___ RECORDED DATA
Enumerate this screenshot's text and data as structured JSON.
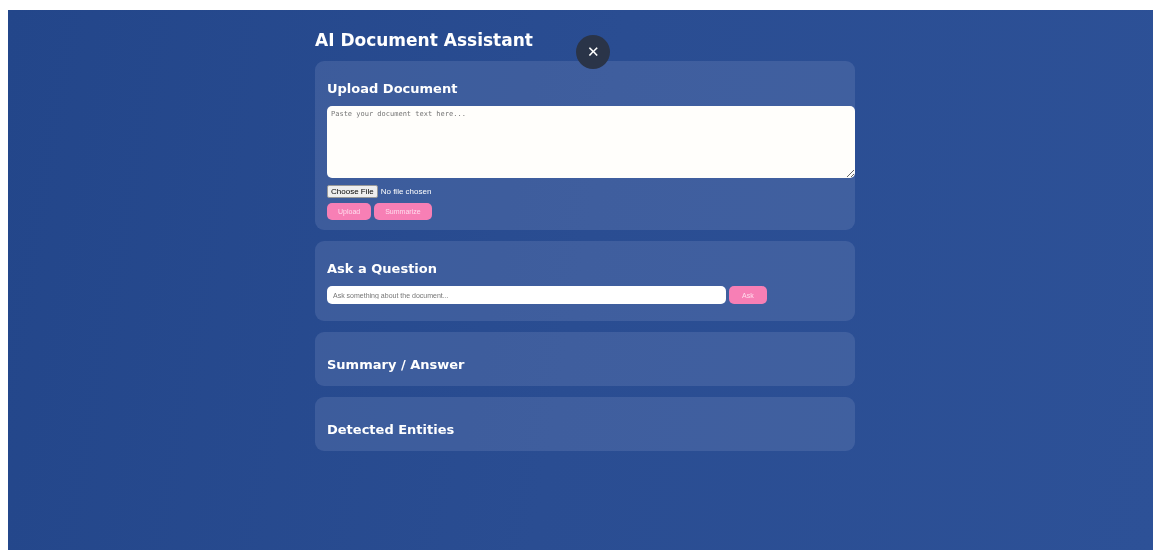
{
  "title": "AI Document Assistant",
  "close_button": {
    "label": "✕"
  },
  "sections": [
    {
      "kind": "upload",
      "heading": "Upload Document",
      "textarea": {
        "placeholder": "Paste your document text here..."
      },
      "file_input": {
        "button": "Choose File",
        "status": "No file chosen"
      },
      "buttons": [
        "Upload",
        "Summarize"
      ]
    },
    {
      "kind": "question",
      "heading": "Ask a Question",
      "input": {
        "placeholder": "Ask something about the document..."
      },
      "buttons": [
        "Ask"
      ]
    },
    {
      "kind": "result",
      "heading": "Summary / Answer"
    },
    {
      "kind": "result",
      "heading": "Detected Entities"
    }
  ]
}
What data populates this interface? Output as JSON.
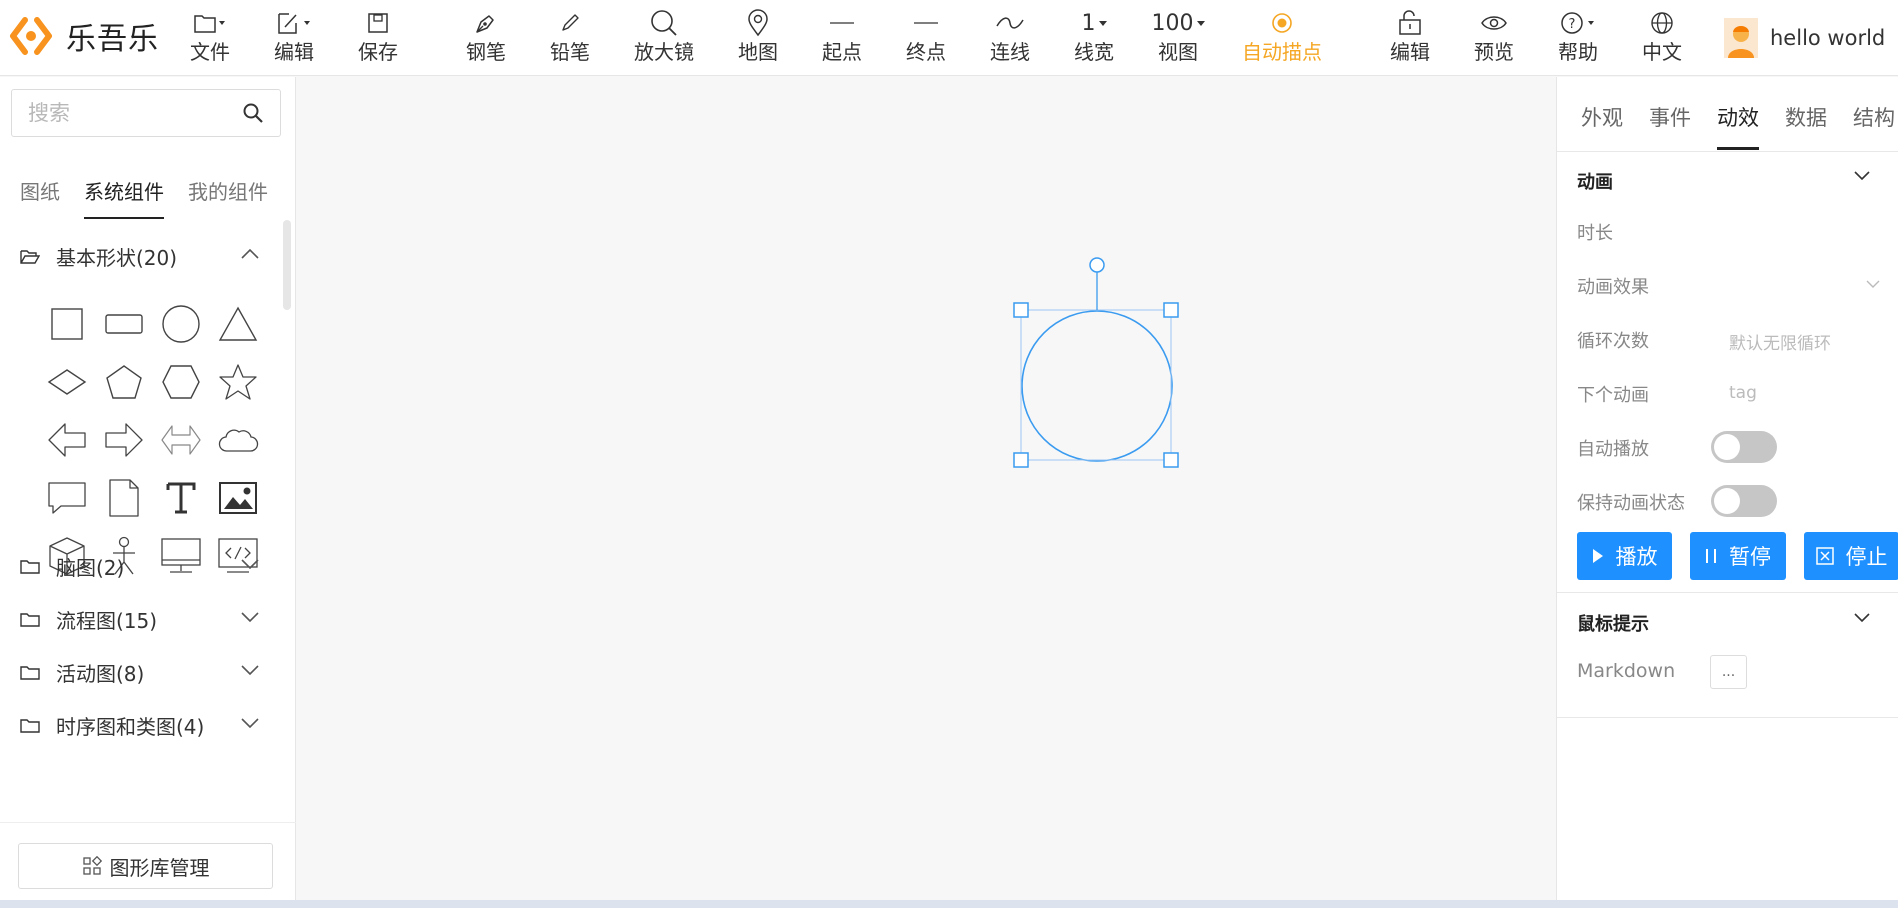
{
  "app": {
    "name": "乐吾乐"
  },
  "toolbar": {
    "file": "文件",
    "edit": "编辑",
    "save": "保存",
    "pen": "钢笔",
    "pencil": "铅笔",
    "magnifier": "放大镜",
    "map": "地图",
    "start_point": "起点",
    "end_point": "终点",
    "connect": "连线",
    "line_width_value": "1",
    "line_width": "线宽",
    "view_value": "100",
    "view": "视图",
    "auto_anchor": "自动描点",
    "edit2": "编辑",
    "preview": "预览",
    "help": "帮助",
    "language": "中文"
  },
  "user": {
    "name": "hello world"
  },
  "left_panel": {
    "search_placeholder": "搜索",
    "tabs": [
      "图纸",
      "系统组件",
      "我的组件"
    ],
    "active_tab": "系统组件",
    "groups": [
      {
        "name": "基本形状(20)",
        "expanded": true
      },
      {
        "name": "脑图(2)",
        "expanded": false
      },
      {
        "name": "流程图(15)",
        "expanded": false
      },
      {
        "name": "活动图(8)",
        "expanded": false
      },
      {
        "name": "时序图和类图(4)",
        "expanded": false
      }
    ],
    "shapes": [
      "square",
      "rectangle",
      "circle",
      "triangle",
      "diamond",
      "pentagon",
      "hexagon",
      "star",
      "left-arrow",
      "right-arrow",
      "two-way-arrow",
      "cloud",
      "message",
      "file",
      "text",
      "image",
      "cube",
      "people",
      "computer",
      "code"
    ],
    "library_button": "图形库管理"
  },
  "right_panel": {
    "tabs": [
      "外观",
      "事件",
      "动效",
      "数据",
      "结构"
    ],
    "active_tab": "动效",
    "animation": {
      "title": "动画",
      "duration_label": "时长",
      "effect_label": "动画效果",
      "loop_label": "循环次数",
      "loop_placeholder": "默认无限循环",
      "next_label": "下个动画",
      "next_placeholder": "tag",
      "autoplay_label": "自动播放",
      "autoplay": false,
      "keep_label": "保持动画状态",
      "keep": false,
      "play": "播放",
      "pause": "暂停",
      "stop": "停止"
    },
    "tooltip": {
      "title": "鼠标提示",
      "markdown_label": "Markdown",
      "more": "..."
    }
  },
  "colors": {
    "accent": "#1e90ff",
    "active_tool": "#f5a623",
    "logo": "#f7931e",
    "selection": "#3a9bf0"
  }
}
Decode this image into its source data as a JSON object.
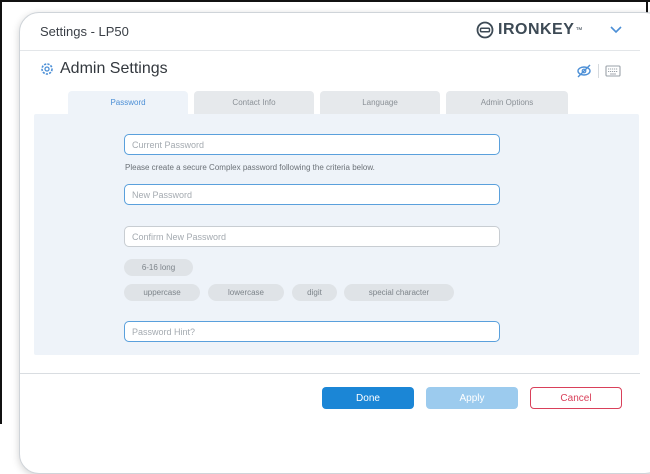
{
  "window": {
    "title": "Settings - LP50"
  },
  "brand": {
    "name": "IRONKEY",
    "trademark": "™"
  },
  "header": {
    "title": "Admin Settings"
  },
  "tabs": [
    {
      "label": "Password",
      "active": true
    },
    {
      "label": "Contact Info",
      "active": false
    },
    {
      "label": "Language",
      "active": false
    },
    {
      "label": "Admin Options",
      "active": false
    }
  ],
  "form": {
    "current_password": {
      "placeholder": "Current Password",
      "value": ""
    },
    "helper_text": "Please create a secure Complex password following the criteria below.",
    "new_password": {
      "placeholder": "New Password",
      "value": ""
    },
    "confirm_password": {
      "placeholder": "Confirm New Password",
      "value": ""
    },
    "criteria": {
      "length": "6-16 long",
      "uppercase": "uppercase",
      "lowercase": "lowercase",
      "digit": "digit",
      "special": "special character"
    },
    "hint": {
      "placeholder": "Password Hint?",
      "value": ""
    }
  },
  "buttons": {
    "done": "Done",
    "apply": "Apply",
    "cancel": "Cancel"
  },
  "colors": {
    "accent": "#1b86d6",
    "accent_disabled": "#9ccbee",
    "cancel": "#d9405a",
    "panel": "#eef3f9"
  },
  "icons": {
    "admin": "gear-icon",
    "brand": "ironkey-logo-icon",
    "menu": "chevron-down-icon",
    "visibility": "eye-off-icon",
    "keyboard": "keyboard-icon"
  }
}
______
WHAT YOU ARE ASKED TO DO.
Copy all of the entries verbatim, leaving out any pictures they contain.

FULL SOLUTION.
Enumerate this screenshot's text and data as structured JSON.
{
  "title": "AI Document Assistant",
  "close_button": {
    "label": "✕"
  },
  "sections": [
    {
      "kind": "upload",
      "heading": "Upload Document",
      "textarea": {
        "placeholder": "Paste your document text here..."
      },
      "file_input": {
        "button": "Choose File",
        "status": "No file chosen"
      },
      "buttons": [
        "Upload",
        "Summarize"
      ]
    },
    {
      "kind": "question",
      "heading": "Ask a Question",
      "input": {
        "placeholder": "Ask something about the document..."
      },
      "buttons": [
        "Ask"
      ]
    },
    {
      "kind": "result",
      "heading": "Summary / Answer"
    },
    {
      "kind": "result",
      "heading": "Detected Entities"
    }
  ]
}
What data populates this interface? Output as JSON.
{
  "app": {
    "name": "乐吾乐"
  },
  "toolbar": {
    "file": "文件",
    "edit": "编辑",
    "save": "保存",
    "pen": "钢笔",
    "pencil": "铅笔",
    "magnifier": "放大镜",
    "map": "地图",
    "start_point": "起点",
    "end_point": "终点",
    "connect": "连线",
    "line_width_value": "1",
    "line_width": "线宽",
    "view_value": "100",
    "view": "视图",
    "auto_anchor": "自动描点",
    "edit2": "编辑",
    "preview": "预览",
    "help": "帮助",
    "language": "中文"
  },
  "user": {
    "name": "hello world"
  },
  "left_panel": {
    "search_placeholder": "搜索",
    "tabs": [
      "图纸",
      "系统组件",
      "我的组件"
    ],
    "active_tab": "系统组件",
    "groups": [
      {
        "name": "基本形状(20)",
        "expanded": true
      },
      {
        "name": "脑图(2)",
        "expanded": false
      },
      {
        "name": "流程图(15)",
        "expanded": false
      },
      {
        "name": "活动图(8)",
        "expanded": false
      },
      {
        "name": "时序图和类图(4)",
        "expanded": false
      }
    ],
    "shapes": [
      "square",
      "rectangle",
      "circle",
      "triangle",
      "diamond",
      "pentagon",
      "hexagon",
      "star",
      "left-arrow",
      "right-arrow",
      "two-way-arrow",
      "cloud",
      "message",
      "file",
      "text",
      "image",
      "cube",
      "people",
      "computer",
      "code"
    ],
    "library_button": "图形库管理"
  },
  "right_panel": {
    "tabs": [
      "外观",
      "事件",
      "动效",
      "数据",
      "结构"
    ],
    "active_tab": "动效",
    "animation": {
      "title": "动画",
      "duration_label": "时长",
      "effect_label": "动画效果",
      "loop_label": "循环次数",
      "loop_placeholder": "默认无限循环",
      "next_label": "下个动画",
      "next_placeholder": "tag",
      "autoplay_label": "自动播放",
      "autoplay": false,
      "keep_label": "保持动画状态",
      "keep": false,
      "play": "播放",
      "pause": "暂停",
      "stop": "停止"
    },
    "tooltip": {
      "title": "鼠标提示",
      "markdown_label": "Markdown",
      "more": "..."
    }
  },
  "colors": {
    "accent": "#1e90ff",
    "active_tool": "#f5a623",
    "logo": "#f7931e",
    "selection": "#3a9bf0"
  }
}
Decode this image into its source data as a JSON object.
{
  "window": {
    "title": "Settings - LP50"
  },
  "brand": {
    "name": "IRONKEY",
    "trademark": "™"
  },
  "header": {
    "title": "Admin Settings"
  },
  "tabs": [
    {
      "label": "Password",
      "active": true
    },
    {
      "label": "Contact Info",
      "active": false
    },
    {
      "label": "Language",
      "active": false
    },
    {
      "label": "Admin Options",
      "active": false
    }
  ],
  "form": {
    "current_password": {
      "placeholder": "Current Password",
      "value": ""
    },
    "helper_text": "Please create a secure Complex password following the criteria below.",
    "new_password": {
      "placeholder": "New Password",
      "value": ""
    },
    "confirm_password": {
      "placeholder": "Confirm New Password",
      "value": ""
    },
    "criteria": {
      "length": "6-16 long",
      "uppercase": "uppercase",
      "lowercase": "lowercase",
      "digit": "digit",
      "special": "special character"
    },
    "hint": {
      "placeholder": "Password Hint?",
      "value": ""
    }
  },
  "buttons": {
    "done": "Done",
    "apply": "Apply",
    "cancel": "Cancel"
  },
  "colors": {
    "accent": "#1b86d6",
    "accent_disabled": "#9ccbee",
    "cancel": "#d9405a",
    "panel": "#eef3f9"
  },
  "icons": {
    "admin": "gear-icon",
    "brand": "ironkey-logo-icon",
    "menu": "chevron-down-icon",
    "visibility": "eye-off-icon",
    "keyboard": "keyboard-icon"
  }
}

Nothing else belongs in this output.